** JOB **
Retype, word for word, every line starting at the line with "What's the underlying" and ending with the final line of the entries; skip the pictures.
start SUPPLIED DATA
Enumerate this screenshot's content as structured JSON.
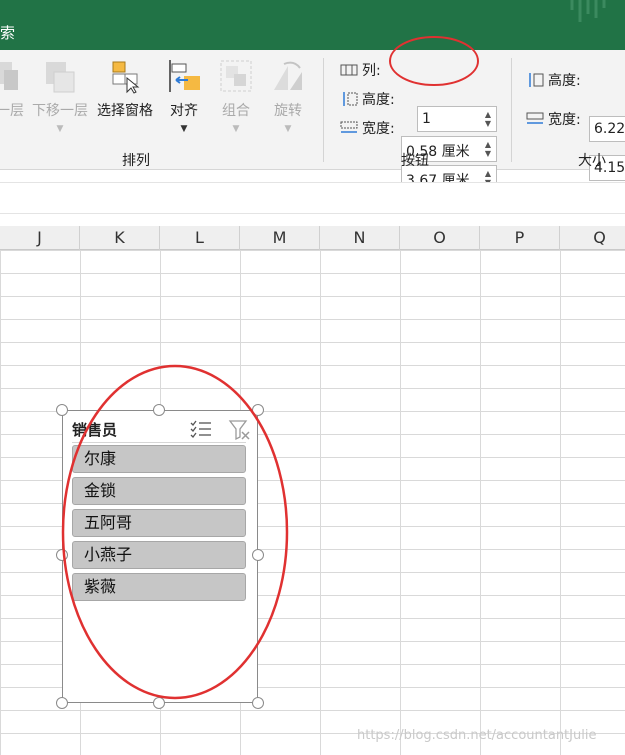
{
  "titlebar": {
    "partial_title": "索"
  },
  "ribbon": {
    "arrange": {
      "partial_button": "一层",
      "send_backward": "下移一层",
      "selection_pane": "选择窗格",
      "align": "对齐",
      "group": "组合",
      "rotate": "旋转",
      "group_label": "排列"
    },
    "buttons": {
      "columns_label": "列:",
      "columns_value": "1",
      "height_label": "高度:",
      "height_value": "0.58 厘米",
      "width_label": "宽度:",
      "width_value": "3.67 厘米",
      "group_label": "按钮"
    },
    "size": {
      "height_label": "高度:",
      "height_value": "6.22",
      "width_label": "宽度:",
      "width_value": "4.15",
      "group_label": "大小"
    }
  },
  "columns": [
    "J",
    "K",
    "L",
    "M",
    "N",
    "O",
    "P",
    "Q"
  ],
  "slicer": {
    "title": "销售员",
    "items": [
      "尔康",
      "金锁",
      "五阿哥",
      "小燕子",
      "紫薇"
    ]
  },
  "watermark": "https://blog.csdn.net/accountantJulie",
  "colors": {
    "title_bar": "#217346",
    "slicer_item_bg": "#c6c6c6",
    "annotation_red": "#e03131"
  }
}
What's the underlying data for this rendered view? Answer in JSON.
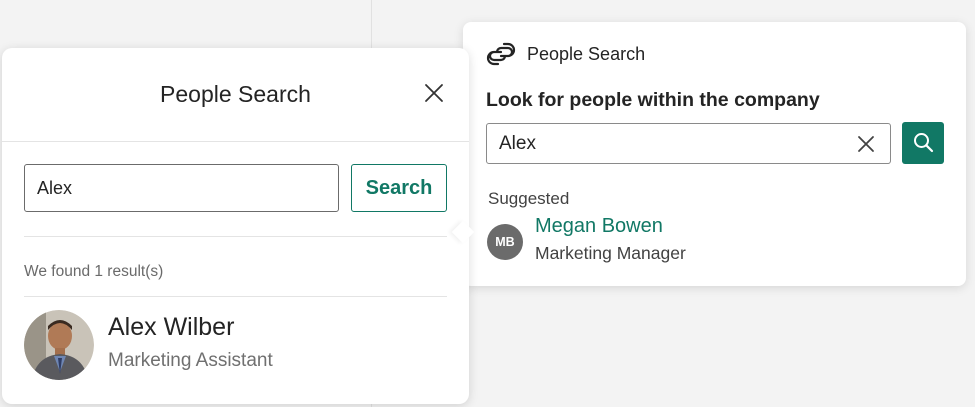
{
  "left_panel": {
    "title": "People Search",
    "search_value": "Alex",
    "search_button_label": "Search",
    "results_text": "We found 1 result(s)",
    "result": {
      "name": "Alex Wilber",
      "title": "Marketing Assistant"
    }
  },
  "right_panel": {
    "app_name": "People Search",
    "heading": "Look for people within the company",
    "search_value": "Alex",
    "suggested_label": "Suggested",
    "suggestion": {
      "initials": "MB",
      "name": "Megan Bowen",
      "role": "Marketing Manager"
    }
  },
  "colors": {
    "accent": "#117865",
    "avatar_gray": "#6b6b6b"
  },
  "icons": [
    "close-icon",
    "app-logo-icon",
    "clear-icon",
    "search-icon"
  ]
}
end SUPPLIED DATA
** FULL SOLUTION **
What's the underlying data for this rendered view? Answer in JSON.
{
  "left_panel": {
    "title": "People Search",
    "search_value": "Alex",
    "search_button_label": "Search",
    "results_text": "We found 1 result(s)",
    "result": {
      "name": "Alex Wilber",
      "title": "Marketing Assistant"
    }
  },
  "right_panel": {
    "app_name": "People Search",
    "heading": "Look for people within the company",
    "search_value": "Alex",
    "suggested_label": "Suggested",
    "suggestion": {
      "initials": "MB",
      "name": "Megan Bowen",
      "role": "Marketing Manager"
    }
  },
  "colors": {
    "accent": "#117865",
    "avatar_gray": "#6b6b6b"
  },
  "icons": [
    "close-icon",
    "app-logo-icon",
    "clear-icon",
    "search-icon"
  ]
}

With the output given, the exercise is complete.